Work out how many lines in the listing below include the word "chevron"; answer with the number alone.
++++ Listing ++++
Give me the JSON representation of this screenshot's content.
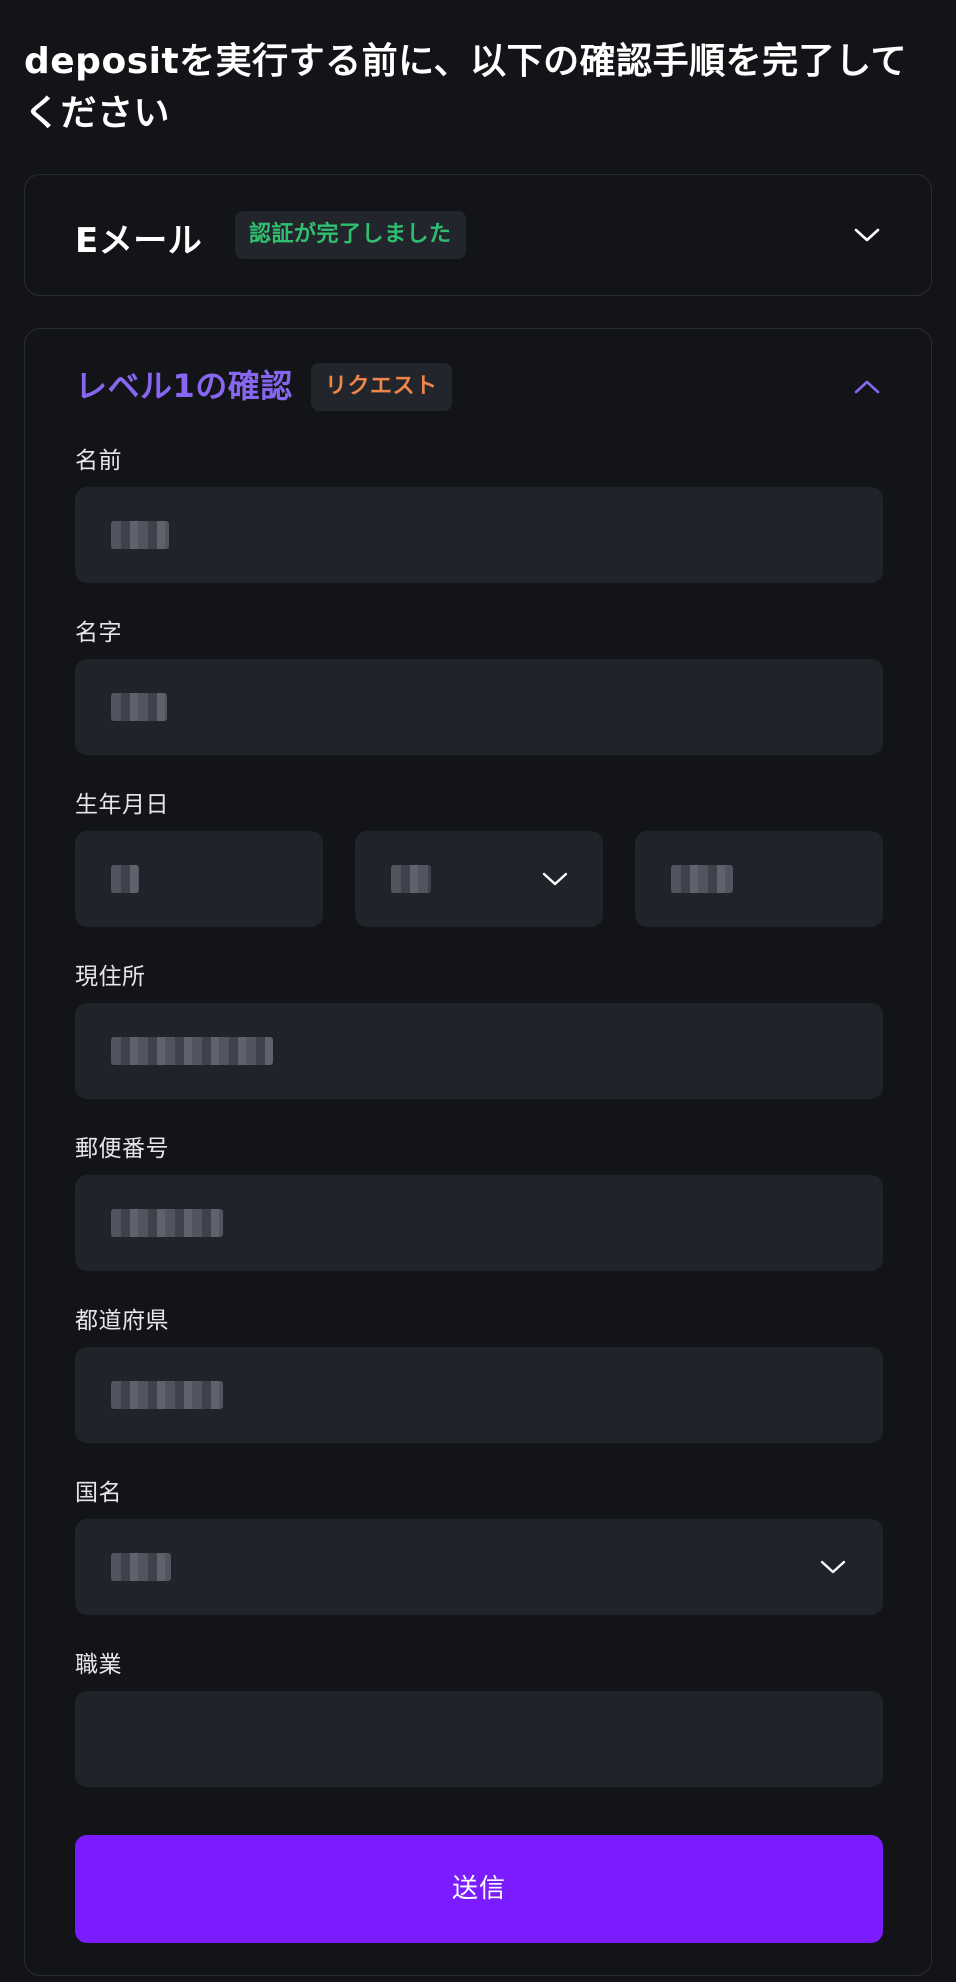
{
  "header": {
    "message": "depositを実行する前に、以下の確認手順を完了してください"
  },
  "email_section": {
    "title": "Eメール",
    "status_badge": "認証が完了しました"
  },
  "level1_section": {
    "title": "レベル1の確認",
    "status_badge": "リクエスト"
  },
  "form": {
    "first_name_label": "名前",
    "last_name_label": "名字",
    "birthdate_label": "生年月日",
    "address_label": "現住所",
    "postal_code_label": "郵便番号",
    "prefecture_label": "都道府県",
    "country_label": "国名",
    "occupation_label": "職業",
    "occupation_value": "",
    "submit_label": "送信"
  },
  "colors": {
    "background": "#131418",
    "card_border": "#2a2c33",
    "field_background": "#21232b",
    "verified_green": "#2fbf6f",
    "request_orange": "#f08548",
    "section_purple": "#8867f0",
    "submit_purple": "#7a1cff"
  },
  "icons": {
    "email_toggle": "chevron-down-icon",
    "level_toggle": "chevron-up-icon",
    "month_select": "chevron-down-icon",
    "country_select": "chevron-down-icon"
  }
}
++++
Result below:
4